STATED TASK ->
Lines containing the word "국제여객" should be extracted in full.

SUPPLIED RECORDS ->
..............................
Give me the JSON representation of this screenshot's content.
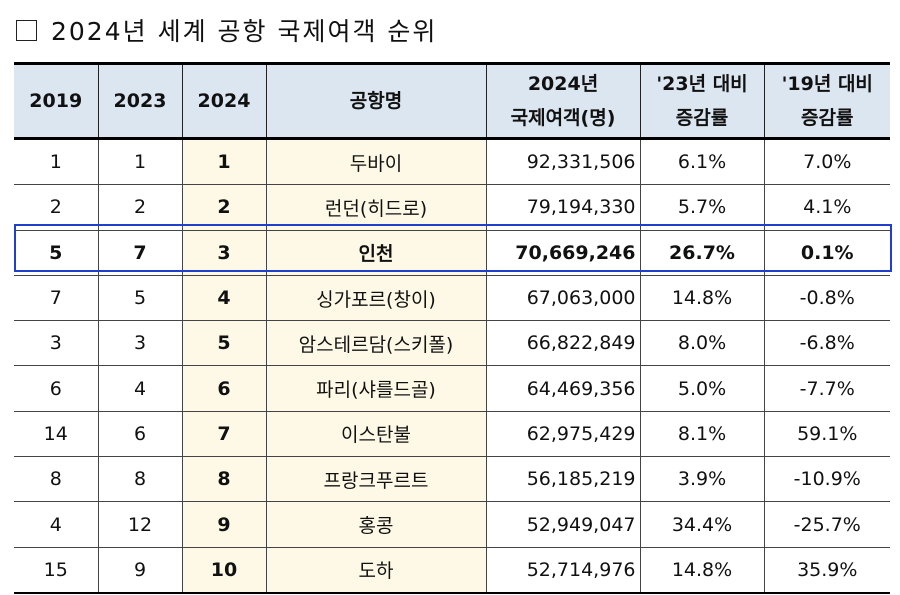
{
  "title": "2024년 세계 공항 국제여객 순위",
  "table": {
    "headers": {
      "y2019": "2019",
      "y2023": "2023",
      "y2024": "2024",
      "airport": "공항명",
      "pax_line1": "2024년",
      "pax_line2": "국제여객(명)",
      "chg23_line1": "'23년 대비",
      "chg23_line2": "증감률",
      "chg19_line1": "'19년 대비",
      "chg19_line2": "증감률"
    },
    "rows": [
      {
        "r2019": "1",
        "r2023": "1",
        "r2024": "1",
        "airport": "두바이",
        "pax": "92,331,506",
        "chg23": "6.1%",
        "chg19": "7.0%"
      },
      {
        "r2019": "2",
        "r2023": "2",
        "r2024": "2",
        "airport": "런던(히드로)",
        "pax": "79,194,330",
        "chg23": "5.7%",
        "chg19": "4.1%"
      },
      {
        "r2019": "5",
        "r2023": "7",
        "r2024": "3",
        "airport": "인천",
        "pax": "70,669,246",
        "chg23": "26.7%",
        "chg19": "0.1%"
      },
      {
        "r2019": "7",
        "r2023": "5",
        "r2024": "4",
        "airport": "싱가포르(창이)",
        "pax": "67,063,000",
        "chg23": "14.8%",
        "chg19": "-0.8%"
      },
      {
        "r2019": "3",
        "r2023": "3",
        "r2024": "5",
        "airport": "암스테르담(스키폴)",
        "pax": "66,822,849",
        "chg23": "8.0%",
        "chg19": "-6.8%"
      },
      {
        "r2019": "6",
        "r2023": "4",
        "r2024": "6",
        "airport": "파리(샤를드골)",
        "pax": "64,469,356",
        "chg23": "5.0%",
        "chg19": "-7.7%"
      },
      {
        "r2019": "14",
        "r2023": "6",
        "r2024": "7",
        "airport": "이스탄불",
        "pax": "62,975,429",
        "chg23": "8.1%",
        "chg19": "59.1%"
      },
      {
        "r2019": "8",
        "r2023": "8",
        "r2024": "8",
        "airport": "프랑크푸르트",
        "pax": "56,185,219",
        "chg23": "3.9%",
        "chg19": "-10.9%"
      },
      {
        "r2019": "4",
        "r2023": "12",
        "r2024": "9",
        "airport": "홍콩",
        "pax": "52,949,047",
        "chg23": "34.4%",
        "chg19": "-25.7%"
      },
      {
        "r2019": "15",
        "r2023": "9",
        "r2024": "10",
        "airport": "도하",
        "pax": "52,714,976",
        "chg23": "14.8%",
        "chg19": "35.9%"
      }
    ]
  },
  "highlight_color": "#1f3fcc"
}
..............................
RESULT OF THE EXERCISE ->
  "title": "2024년 세계 공항 국제여객 순위",
      "pax_line2": "국제여객(명)",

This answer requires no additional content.